WHAT IS NEEDED
Once the pictures are set aside, transcribe the remaining data exactly.

--------------------------------------------------

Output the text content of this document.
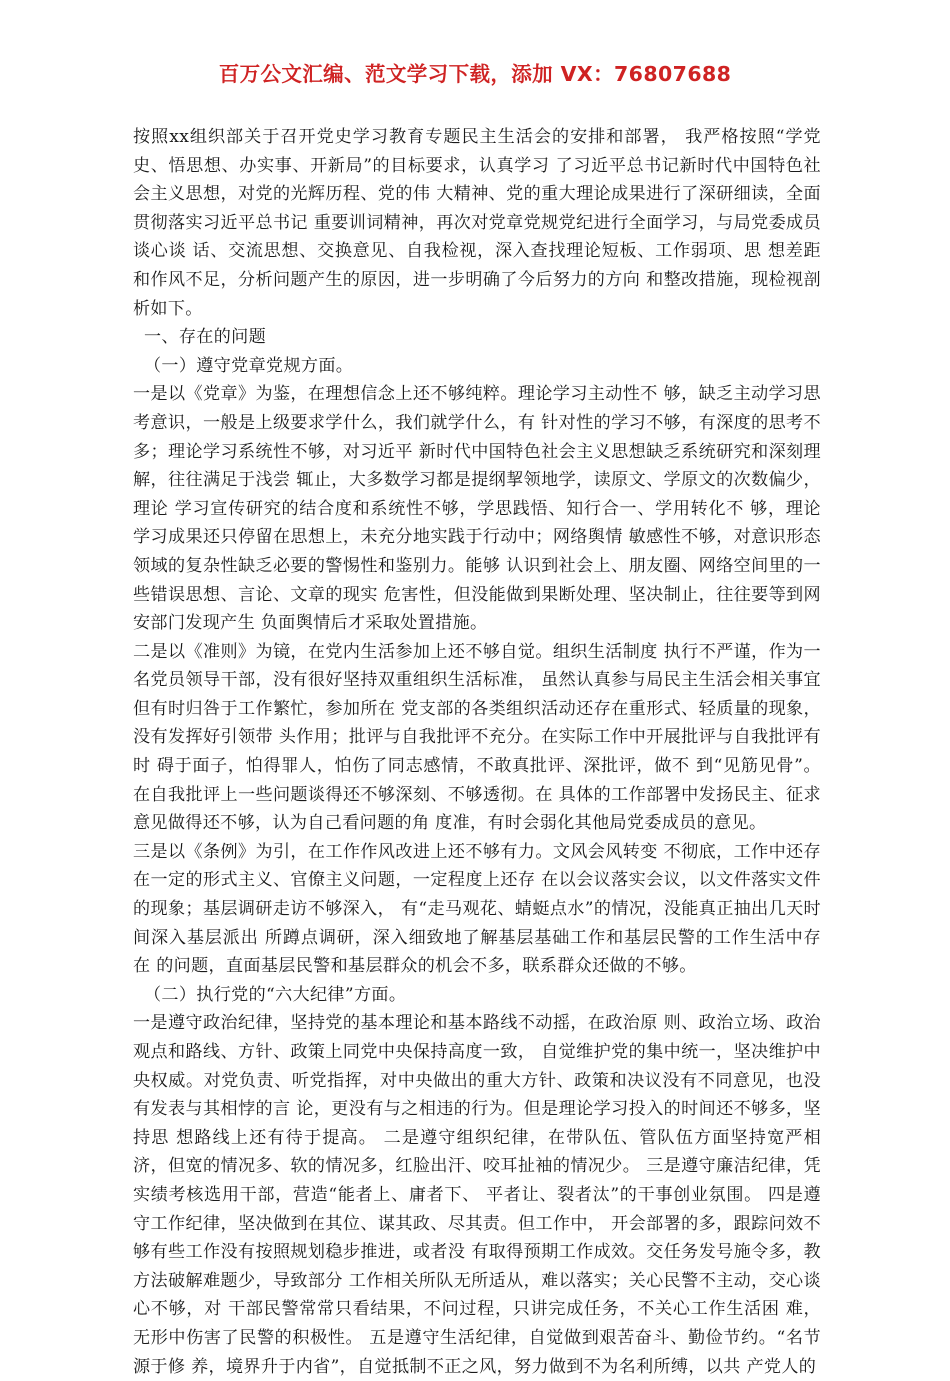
百万公文汇编、范文学习下载，添加 VX：76807688

按照xx组织部关于召开党史学习教育专题民主生活会的安排和部署， 我严格按照“学党史、悟思想、办实事、开新局”的目标要求，认真学习 了习近平总书记新时代中国特色社会主义思想，对党的光辉历程、党的伟 大精神、党的重大理论成果进行了深研细读，全面贯彻落实习近平总书记 重要训词精神，再次对党章党规党纪进行全面学习，与局党委成员谈心谈 话、交流思想、交换意见、自我检视，深入查找理论短板、工作弱项、思 想差距和作风不足，分析问题产生的原因，进一步明确了今后努力的方向 和整改措施，现检视剖析如下。

一、存在的问题

（一）遵守党章党规方面。

一是以《党章》为鉴，在理想信念上还不够纯粹。理论学习主动性不 够，缺乏主动学习思考意识，一般是上级要求学什么，我们就学什么，有 针对性的学习不够，有深度的思考不多；理论学习系统性不够，对习近平 新时代中国特色社会主义思想缺乏系统研究和深刻理解，往往满足于浅尝 辄止，大多数学习都是提纲挈领地学，读原文、学原文的次数偏少，理论 学习宣传研究的结合度和系统性不够，学思践悟、知行合一、学用转化不 够，理论学习成果还只停留在思想上，未充分地实践于行动中；网络舆情 敏感性不够，对意识形态领域的复杂性缺乏必要的警惕性和鉴别力。能够 认识到社会上、朋友圈、网络空间里的一些错误思想、言论、文章的现实 危害性，但没能做到果断处理、坚决制止，往往要等到网安部门发现产生 负面舆情后才采取处置措施。

二是以《准则》为镜，在党内生活参加上还不够自觉。组织生活制度 执行不严谨，作为一名党员领导干部，没有很好坚持双重组织生活标准， 虽然认真参与局民主生活会相关事宜但有时归咎于工作繁忙，参加所在 党支部的各类组织活动还存在重形式、轻质量的现象，没有发挥好引领带 头作用；批评与自我批评不充分。在实际工作中开展批评与自我批评有时 碍于面子，怕得罪人，怕伤了同志感情，不敢真批评、深批评，做不 到“见筋见骨”。在自我批评上一些问题谈得还不够深刻、不够透彻。在 具体的工作部署中发扬民主、征求意见做得还不够，认为自己看问题的角 度准，有时会弱化其他局党委成员的意见。

三是以《条例》为引，在工作作风改进上还不够有力。文风会风转变 不彻底，工作中还存在一定的形式主义、官僚主义问题，一定程度上还存 在以会议落实会议，以文件落实文件的现象；基层调研走访不够深入， 有“走马观花、蜻蜓点水”的情况，没能真正抽出几天时间深入基层派出 所蹲点调研，深入细致地了解基层基础工作和基层民警的工作生活中存 在 的问题，直面基层民警和基层群众的机会不多，联系群众还做的不够。

（二）执行党的“六大纪律”方面。

一是遵守政治纪律，坚持党的基本理论和基本路线不动摇，在政治原 则、政治立场、政治观点和路线、方针、政策上同党中央保持高度一致， 自觉维护党的集中统一，坚决维护中央权威。对党负责、听党指挥，对中央做出的重大方针、政策和决议没有不同意见，也没有发表与其相悖的言 论，更没有与之相违的行为。但是理论学习投入的时间还不够多，坚持思 想路线上还有待于提高。 二是遵守组织纪律，在带队伍、管队伍方面坚持宽严相济，但宽的情况多、软的情况多，红脸出汗、咬耳扯袖的情况少。 三是遵守廉洁纪律，凭实绩考核选用干部，营造“能者上、庸者下、 平者让、裂者汰”的干事创业氛围。 四是遵守工作纪律，坚决做到在其位、谋其政、尽其责。但工作中， 开会部署的多，跟踪问效不够有些工作没有按照规划稳步推进，或者没 有取得预期工作成效。交任务发号施令多，教方法破解难题少，导致部分 工作相关所队无所适从，难以落实；关心民警不主动，交心谈心不够，对 干部民警常常只看结果，不问过程，只讲完成任务，不关心工作生活困 难，无形中伤害了民警的积极性。 五是遵守生活纪律，自觉做到艰苦奋斗、勤俭节约。“名节源于修 养，境界升于内省”，自觉抵制不正之风，努力做到不为名利所缚，以共 产党人的
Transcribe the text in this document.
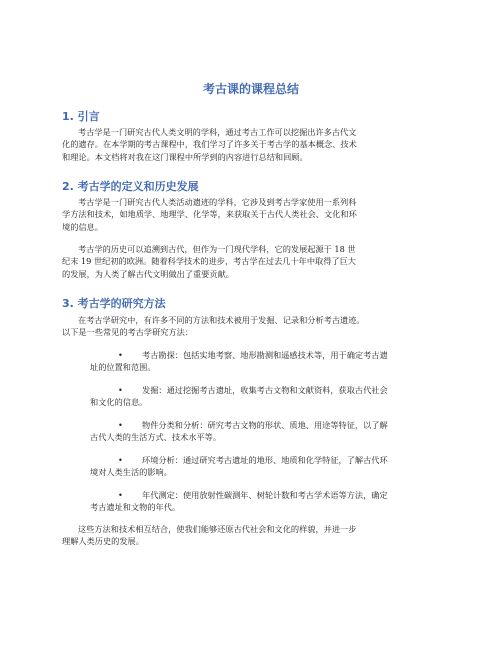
考古课的课程总结
1. 引言
考古学是一门研究古代人类文明的学科，通过考古工作可以挖掘出许多古代文
化的遗存。在本学期的考古课程中，我们学习了许多关于考古学的基本概念、技术
和理论。本文档将对我在这门课程中所学到的内容进行总结和回顾。
2. 考古学的定义和历史发展
考古学是一门研究古代人类活动遗迹的学科，它涉及到考古学家使用一系列科
学方法和技术，如地质学、地理学、化学等，来获取关于古代人类社会、文化和环
境的信息。
考古学的历史可以追溯到古代，但作为一门现代学科，它的发展起源于 18 世
纪末 19 世纪初的欧洲。随着科学技术的进步，考古学在过去几十年中取得了巨大
的发展，为人类了解古代文明做出了重要贡献。
3. 考古学的研究方法
在考古学研究中，有许多不同的方法和技术被用于发掘、记录和分析考古遗迹。
以下是一些常见的考古学研究方法：
• 考古勘探：包括实地考察、地形勘测和遥感技术等，用于确定考古遗
址的位置和范围。
• 发掘：通过挖掘考古遗址，收集考古文物和文献资料，获取古代社会
和文化的信息。
• 物件分类和分析：研究考古文物的形状、质地、用途等特征，以了解
古代人类的生活方式、技术水平等。
• 环境分析：通过研究考古遗址的地形、地质和化学特征，了解古代环
境对人类生活的影响。
• 年代测定：使用放射性碳测年、树轮计数和考古学术语等方法，确定
考古遗址和文物的年代。
这些方法和技术相互结合，使我们能够还原古代社会和文化的样貌，并进一步
理解人类历史的发展。
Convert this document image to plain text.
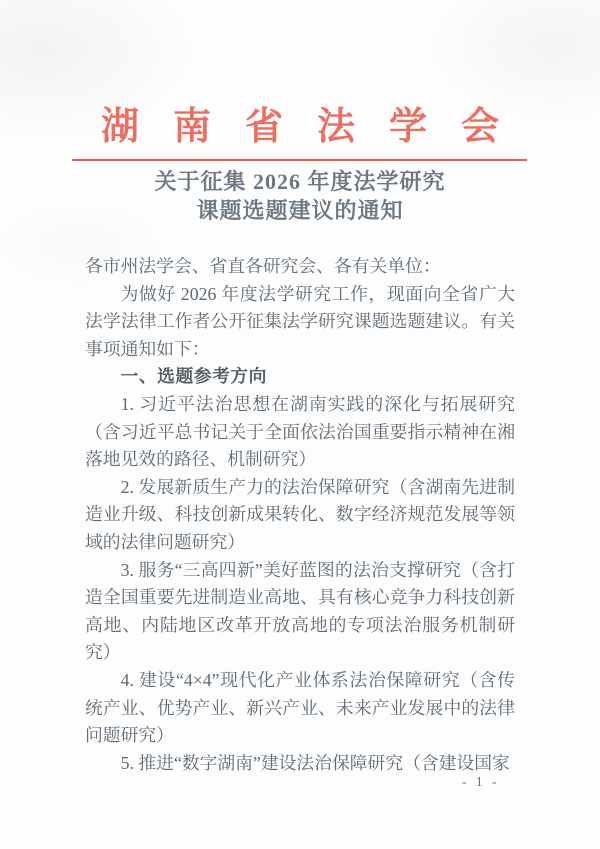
湖南省法学会
关于征集 2026 年度法学研究
课题选题建议的通知

各市州法学会、省直各研究会、各有关单位：

为做好 2026 年度法学研究工作，现面向全省广大法学法律工作者公开征集法学研究课题选题建议。有关事项通知如下：

一、选题参考方向

1. 习近平法治思想在湖南实践的深化与拓展研究（含习近平总书记关于全面依法治国重要指示精神在湘落地见效的路径、机制研究）

2. 发展新质生产力的法治保障研究（含湖南先进制造业升级、科技创新成果转化、数字经济规范发展等领域的法律问题研究）

3. 服务“三高四新”美好蓝图的法治支撑研究（含打造全国重要先进制造业高地、具有核心竞争力科技创新高地、内陆地区改革开放高地的专项法治服务机制研究）

4. 建设“4×4”现代化产业体系法治保障研究（含传统产业、优势产业、新兴产业、未来产业发展中的法律问题研究）

5. 推进“数字湖南”建设法治保障研究（含建设国家

- 1 -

--------------------------------------------------

EXPECTED ANSWER
Output the text content of this document.
百万公文汇编、范文学习下载，添加 VX：76807688

按照xx组织部关于召开党史学习教育专题民主生活会的安排和部署， 我严格按照“学党史、悟思想、办实事、开新局”的目标要求，认真学习 了习近平总书记新时代中国特色社会主义思想，对党的光辉历程、党的伟 大精神、党的重大理论成果进行了深研细读，全面贯彻落实习近平总书记 重要训词精神，再次对党章党规党纪进行全面学习，与局党委成员谈心谈 话、交流思想、交换意见、自我检视，深入查找理论短板、工作弱项、思 想差距和作风不足，分析问题产生的原因，进一步明确了今后努力的方向 和整改措施，现检视剖析如下。

一、存在的问题

（一）遵守党章党规方面。

一是以《党章》为鉴，在理想信念上还不够纯粹。理论学习主动性不 够，缺乏主动学习思考意识，一般是上级要求学什么，我们就学什么，有 针对性的学习不够，有深度的思考不多；理论学习系统性不够，对习近平 新时代中国特色社会主义思想缺乏系统研究和深刻理解，往往满足于浅尝 辄止，大多数学习都是提纲挈领地学，读原文、学原文的次数偏少，理论 学习宣传研究的结合度和系统性不够，学思践悟、知行合一、学用转化不 够，理论学习成果还只停留在思想上，未充分地实践于行动中；网络舆情 敏感性不够，对意识形态领域的复杂性缺乏必要的警惕性和鉴别力。能够 认识到社会上、朋友圈、网络空间里的一些错误思想、言论、文章的现实 危害性，但没能做到果断处理、坚决制止，往往要等到网安部门发现产生 负面舆情后才采取处置措施。

二是以《准则》为镜，在党内生活参加上还不够自觉。组织生活制度 执行不严谨，作为一名党员领导干部，没有很好坚持双重组织生活标准， 虽然认真参与局民主生活会相关事宜但有时归咎于工作繁忙，参加所在 党支部的各类组织活动还存在重形式、轻质量的现象，没有发挥好引领带 头作用；批评与自我批评不充分。在实际工作中开展批评与自我批评有时 碍于面子，怕得罪人，怕伤了同志感情，不敢真批评、深批评，做不 到“见筋见骨”。在自我批评上一些问题谈得还不够深刻、不够透彻。在 具体的工作部署中发扬民主、征求意见做得还不够，认为自己看问题的角 度准，有时会弱化其他局党委成员的意见。

三是以《条例》为引，在工作作风改进上还不够有力。文风会风转变 不彻底，工作中还存在一定的形式主义、官僚主义问题，一定程度上还存 在以会议落实会议，以文件落实文件的现象；基层调研走访不够深入， 有“走马观花、蜻蜓点水”的情况，没能真正抽出几天时间深入基层派出 所蹲点调研，深入细致地了解基层基础工作和基层民警的工作生活中存 在 的问题，直面基层民警和基层群众的机会不多，联系群众还做的不够。

（二）执行党的“六大纪律”方面。

一是遵守政治纪律，坚持党的基本理论和基本路线不动摇，在政治原 则、政治立场、政治观点和路线、方针、政策上同党中央保持高度一致， 自觉维护党的集中统一，坚决维护中央权威。对党负责、听党指挥，对中央做出的重大方针、政策和决议没有不同意见，也没有发表与其相悖的言 论，更没有与之相违的行为。但是理论学习投入的时间还不够多，坚持思 想路线上还有待于提高。 二是遵守组织纪律，在带队伍、管队伍方面坚持宽严相济，但宽的情况多、软的情况多，红脸出汗、咬耳扯袖的情况少。 三是遵守廉洁纪律，凭实绩考核选用干部，营造“能者上、庸者下、 平者让、裂者汰”的干事创业氛围。 四是遵守工作纪律，坚决做到在其位、谋其政、尽其责。但工作中， 开会部署的多，跟踪问效不够有些工作没有按照规划稳步推进，或者没 有取得预期工作成效。交任务发号施令多，教方法破解难题少，导致部分 工作相关所队无所适从，难以落实；关心民警不主动，交心谈心不够，对 干部民警常常只看结果，不问过程，只讲完成任务，不关心工作生活困 难，无形中伤害了民警的积极性。 五是遵守生活纪律，自觉做到艰苦奋斗、勤俭节约。“名节源于修 养，境界升于内省”，自觉抵制不正之风，努力做到不为名利所缚，以共 产党人的
Transcribe the text in this document.
考古课的课程总结
1. 引言
考古学是一门研究古代人类文明的学科，通过考古工作可以挖掘出许多古代文
化的遗存。在本学期的考古课程中，我们学习了许多关于考古学的基本概念、技术
和理论。本文档将对我在这门课程中所学到的内容进行总结和回顾。
2. 考古学的定义和历史发展
考古学是一门研究古代人类活动遗迹的学科，它涉及到考古学家使用一系列科
学方法和技术，如地质学、地理学、化学等，来获取关于古代人类社会、文化和环
境的信息。
考古学的历史可以追溯到古代，但作为一门现代学科，它的发展起源于 18 世
纪末 19 世纪初的欧洲。随着科学技术的进步，考古学在过去几十年中取得了巨大
的发展，为人类了解古代文明做出了重要贡献。
3. 考古学的研究方法
在考古学研究中，有许多不同的方法和技术被用于发掘、记录和分析考古遗迹。
以下是一些常见的考古学研究方法：
• 考古勘探：包括实地考察、地形勘测和遥感技术等，用于确定考古遗
址的位置和范围。
• 发掘：通过挖掘考古遗址，收集考古文物和文献资料，获取古代社会
和文化的信息。
• 物件分类和分析：研究考古文物的形状、质地、用途等特征，以了解
古代人类的生活方式、技术水平等。
• 环境分析：通过研究考古遗址的地形、地质和化学特征，了解古代环
境对人类生活的影响。
• 年代测定：使用放射性碳测年、树轮计数和考古学术语等方法，确定
考古遗址和文物的年代。
这些方法和技术相互结合，使我们能够还原古代社会和文化的样貌，并进一步
理解人类历史的发展。
Convert this document image to plain text.
湖南省法学会
关于征集 2026 年度法学研究
课题选题建议的通知

各市州法学会、省直各研究会、各有关单位：

为做好 2026 年度法学研究工作，现面向全省广大法学法律工作者公开征集法学研究课题选题建议。有关事项通知如下：

一、选题参考方向

1. 习近平法治思想在湖南实践的深化与拓展研究（含习近平总书记关于全面依法治国重要指示精神在湘落地见效的路径、机制研究）

2. 发展新质生产力的法治保障研究（含湖南先进制造业升级、科技创新成果转化、数字经济规范发展等领域的法律问题研究）

3. 服务“三高四新”美好蓝图的法治支撑研究（含打造全国重要先进制造业高地、具有核心竞争力科技创新高地、内陆地区改革开放高地的专项法治服务机制研究）

4. 建设“4×4”现代化产业体系法治保障研究（含传统产业、优势产业、新兴产业、未来产业发展中的法律问题研究）

5. 推进“数字湖南”建设法治保障研究（含建设国家

- 1 -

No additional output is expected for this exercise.